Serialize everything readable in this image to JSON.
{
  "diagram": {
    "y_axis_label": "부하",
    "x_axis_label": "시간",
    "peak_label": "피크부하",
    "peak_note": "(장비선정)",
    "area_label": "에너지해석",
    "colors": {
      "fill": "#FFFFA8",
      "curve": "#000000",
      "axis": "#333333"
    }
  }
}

:: Your objective ::
Output the records verbatim, from the first line to the last.

:: Answer below ::
Serialize everything readable in this image to JSON.
{
  "diagram": {
    "y_axis_label": "부하",
    "x_axis_label": "시간",
    "peak_label": "피크부하",
    "peak_note": "(장비선정)",
    "area_label": "에너지해석",
    "colors": {
      "fill": "#FFFFA8",
      "curve": "#000000",
      "axis": "#333333"
    }
  }
}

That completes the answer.